WHAT NEEDS TO BE DONE |
Pick out all lines of the entries that include the word "JSON" and copy them.

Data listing

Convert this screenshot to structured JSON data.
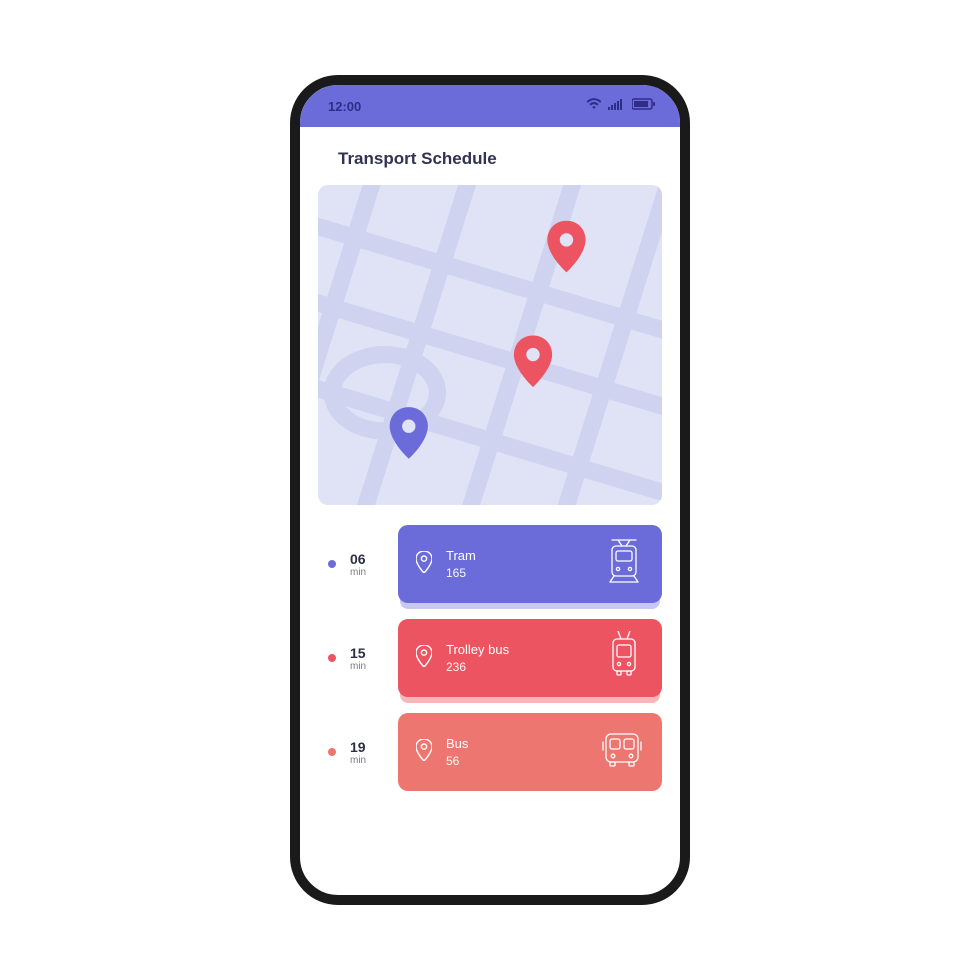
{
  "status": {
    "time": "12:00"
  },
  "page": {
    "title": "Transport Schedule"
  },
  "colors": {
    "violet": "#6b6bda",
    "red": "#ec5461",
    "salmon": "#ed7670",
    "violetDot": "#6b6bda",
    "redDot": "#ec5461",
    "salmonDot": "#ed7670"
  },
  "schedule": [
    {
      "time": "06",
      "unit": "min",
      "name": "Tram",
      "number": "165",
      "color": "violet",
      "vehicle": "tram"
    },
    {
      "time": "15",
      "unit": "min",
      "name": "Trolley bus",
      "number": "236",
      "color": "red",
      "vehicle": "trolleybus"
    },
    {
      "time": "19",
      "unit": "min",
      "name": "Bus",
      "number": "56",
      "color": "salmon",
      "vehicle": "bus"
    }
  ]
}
--
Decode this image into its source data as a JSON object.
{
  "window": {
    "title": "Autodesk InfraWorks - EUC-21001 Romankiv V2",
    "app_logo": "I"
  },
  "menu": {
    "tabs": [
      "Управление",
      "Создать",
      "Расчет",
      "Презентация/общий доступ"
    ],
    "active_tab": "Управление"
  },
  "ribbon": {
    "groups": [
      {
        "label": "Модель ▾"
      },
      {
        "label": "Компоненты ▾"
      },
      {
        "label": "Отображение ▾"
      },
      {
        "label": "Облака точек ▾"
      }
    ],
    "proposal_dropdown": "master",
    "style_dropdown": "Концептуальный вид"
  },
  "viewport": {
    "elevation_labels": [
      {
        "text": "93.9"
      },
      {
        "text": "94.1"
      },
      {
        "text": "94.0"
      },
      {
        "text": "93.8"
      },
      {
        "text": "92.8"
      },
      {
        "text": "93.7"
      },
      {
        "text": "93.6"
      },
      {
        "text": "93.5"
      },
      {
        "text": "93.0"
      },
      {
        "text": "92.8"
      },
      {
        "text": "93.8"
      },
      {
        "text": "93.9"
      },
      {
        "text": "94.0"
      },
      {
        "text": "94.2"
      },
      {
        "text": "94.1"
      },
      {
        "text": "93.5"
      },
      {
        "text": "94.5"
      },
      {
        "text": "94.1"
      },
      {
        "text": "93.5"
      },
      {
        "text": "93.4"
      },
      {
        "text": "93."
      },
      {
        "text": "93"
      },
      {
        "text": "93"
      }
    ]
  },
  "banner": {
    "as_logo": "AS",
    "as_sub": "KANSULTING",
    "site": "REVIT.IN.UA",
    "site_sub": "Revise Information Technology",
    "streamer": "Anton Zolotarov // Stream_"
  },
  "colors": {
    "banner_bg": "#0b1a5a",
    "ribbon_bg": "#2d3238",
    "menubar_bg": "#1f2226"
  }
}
* * *
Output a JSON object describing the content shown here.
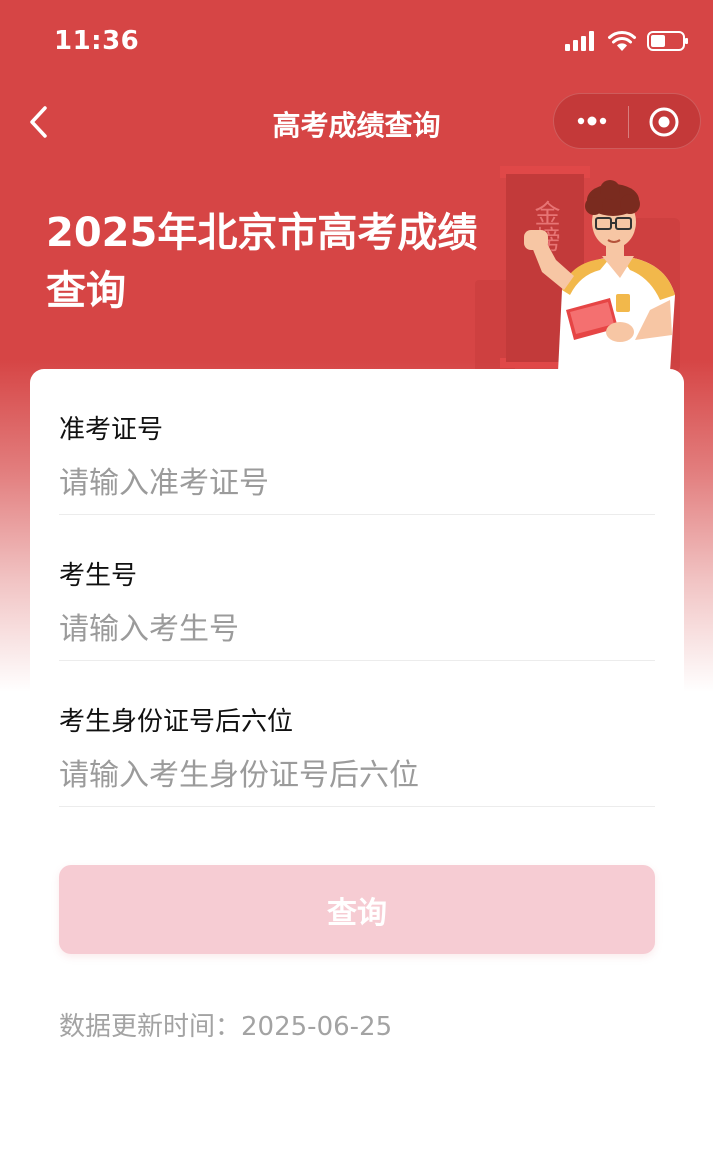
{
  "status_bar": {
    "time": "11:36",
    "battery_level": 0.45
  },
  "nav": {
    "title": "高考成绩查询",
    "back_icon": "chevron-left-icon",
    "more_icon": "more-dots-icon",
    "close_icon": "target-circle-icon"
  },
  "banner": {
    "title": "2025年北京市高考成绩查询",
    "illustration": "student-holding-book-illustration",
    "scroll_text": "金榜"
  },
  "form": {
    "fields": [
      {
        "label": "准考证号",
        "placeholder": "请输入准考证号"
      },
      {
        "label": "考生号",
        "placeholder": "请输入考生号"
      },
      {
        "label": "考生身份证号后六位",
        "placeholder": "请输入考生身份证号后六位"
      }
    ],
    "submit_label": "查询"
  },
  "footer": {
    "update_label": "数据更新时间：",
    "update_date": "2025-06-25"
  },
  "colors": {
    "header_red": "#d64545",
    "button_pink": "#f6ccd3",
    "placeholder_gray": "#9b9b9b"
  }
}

RESPONSE |
Convert this screenshot to structured JSON data.
Decode this image into its source data as a JSON object.
Output a JSON object describing the content shown here.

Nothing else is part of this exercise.